⟨

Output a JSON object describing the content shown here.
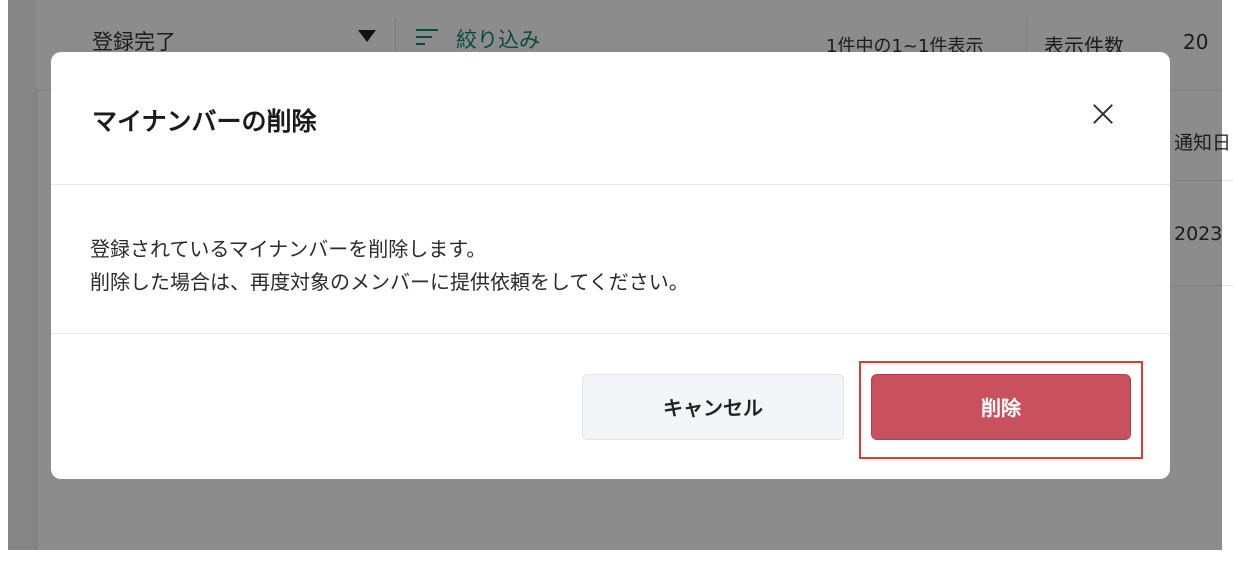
{
  "background": {
    "status_select": "登録完了",
    "filter_label": "絞り込み",
    "result_count": "1件中の1~1件表示",
    "per_page_label": "表示件数",
    "per_page_value": "20",
    "column_header": "通知日",
    "row_date": "2023"
  },
  "modal": {
    "title": "マイナンバーの削除",
    "body_line1": "登録されているマイナンバーを削除します。",
    "body_line2": "削除した場合は、再度対象のメンバーに提供依頼をしてください。",
    "cancel_label": "キャンセル",
    "delete_label": "削除",
    "delete_color": "#c9515e",
    "highlight_color": "#e33a2d"
  }
}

⟩

Output all of the data exactly as it stands, minus any images.

Output a JSON object describing the content shown here.
{
  "background": {
    "status_select": "登録完了",
    "filter_label": "絞り込み",
    "result_count": "1件中の1~1件表示",
    "per_page_label": "表示件数",
    "per_page_value": "20",
    "column_header": "通知日",
    "row_date": "2023"
  },
  "modal": {
    "title": "マイナンバーの削除",
    "body_line1": "登録されているマイナンバーを削除します。",
    "body_line2": "削除した場合は、再度対象のメンバーに提供依頼をしてください。",
    "cancel_label": "キャンセル",
    "delete_label": "削除",
    "delete_color": "#c9515e",
    "highlight_color": "#e33a2d"
  }
}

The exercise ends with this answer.